Aim:
Pick out each line containing the string "Daily" and copy it.

Data shown:
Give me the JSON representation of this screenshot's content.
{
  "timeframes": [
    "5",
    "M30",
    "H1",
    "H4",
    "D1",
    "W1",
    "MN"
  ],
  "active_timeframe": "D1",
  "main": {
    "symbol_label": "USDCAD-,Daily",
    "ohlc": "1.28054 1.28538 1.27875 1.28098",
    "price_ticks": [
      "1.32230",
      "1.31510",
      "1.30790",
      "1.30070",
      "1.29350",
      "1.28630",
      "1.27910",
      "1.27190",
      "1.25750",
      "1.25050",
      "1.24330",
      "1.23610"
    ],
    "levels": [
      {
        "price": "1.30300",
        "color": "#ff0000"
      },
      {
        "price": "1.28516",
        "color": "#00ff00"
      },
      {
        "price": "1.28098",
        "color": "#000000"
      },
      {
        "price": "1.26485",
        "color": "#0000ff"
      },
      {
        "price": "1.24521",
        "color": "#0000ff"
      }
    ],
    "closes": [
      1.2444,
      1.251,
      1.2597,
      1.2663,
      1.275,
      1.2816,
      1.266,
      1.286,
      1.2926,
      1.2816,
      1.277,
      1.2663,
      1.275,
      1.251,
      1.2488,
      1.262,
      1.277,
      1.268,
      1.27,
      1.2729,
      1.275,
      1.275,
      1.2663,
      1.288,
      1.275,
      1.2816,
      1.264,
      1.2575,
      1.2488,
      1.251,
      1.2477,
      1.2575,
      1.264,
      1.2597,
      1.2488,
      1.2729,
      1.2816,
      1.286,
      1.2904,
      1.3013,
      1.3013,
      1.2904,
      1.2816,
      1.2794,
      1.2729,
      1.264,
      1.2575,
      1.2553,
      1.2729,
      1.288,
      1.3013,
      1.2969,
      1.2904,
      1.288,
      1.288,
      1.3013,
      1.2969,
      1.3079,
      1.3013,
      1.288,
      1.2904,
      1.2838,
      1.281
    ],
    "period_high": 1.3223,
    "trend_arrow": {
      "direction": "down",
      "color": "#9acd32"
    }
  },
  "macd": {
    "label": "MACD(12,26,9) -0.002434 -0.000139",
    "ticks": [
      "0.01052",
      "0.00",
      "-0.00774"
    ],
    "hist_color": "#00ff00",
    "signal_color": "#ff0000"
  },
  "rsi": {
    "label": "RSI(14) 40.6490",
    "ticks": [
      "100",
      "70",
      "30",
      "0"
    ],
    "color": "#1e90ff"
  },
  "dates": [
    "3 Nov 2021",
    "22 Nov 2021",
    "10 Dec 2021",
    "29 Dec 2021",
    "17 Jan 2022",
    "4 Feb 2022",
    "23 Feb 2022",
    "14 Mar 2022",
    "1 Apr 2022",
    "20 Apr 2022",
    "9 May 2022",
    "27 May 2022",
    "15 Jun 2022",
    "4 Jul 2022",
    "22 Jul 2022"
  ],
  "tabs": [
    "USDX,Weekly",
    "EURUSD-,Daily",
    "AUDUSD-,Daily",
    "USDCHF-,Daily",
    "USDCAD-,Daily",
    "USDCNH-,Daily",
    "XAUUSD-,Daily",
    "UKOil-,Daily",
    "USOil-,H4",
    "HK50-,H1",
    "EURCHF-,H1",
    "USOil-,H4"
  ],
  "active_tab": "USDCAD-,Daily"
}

Task output:
    "symbol_label": "USDCAD-,Daily",
    "EURUSD-,Daily",
    "AUDUSD-,Daily",
    "USDCHF-,Daily",
    "USDCAD-,Daily",
    "USDCNH-,Daily",
    "XAUUSD-,Daily",
    "UKOil-,Daily",
  "active_tab": "USDCAD-,Daily"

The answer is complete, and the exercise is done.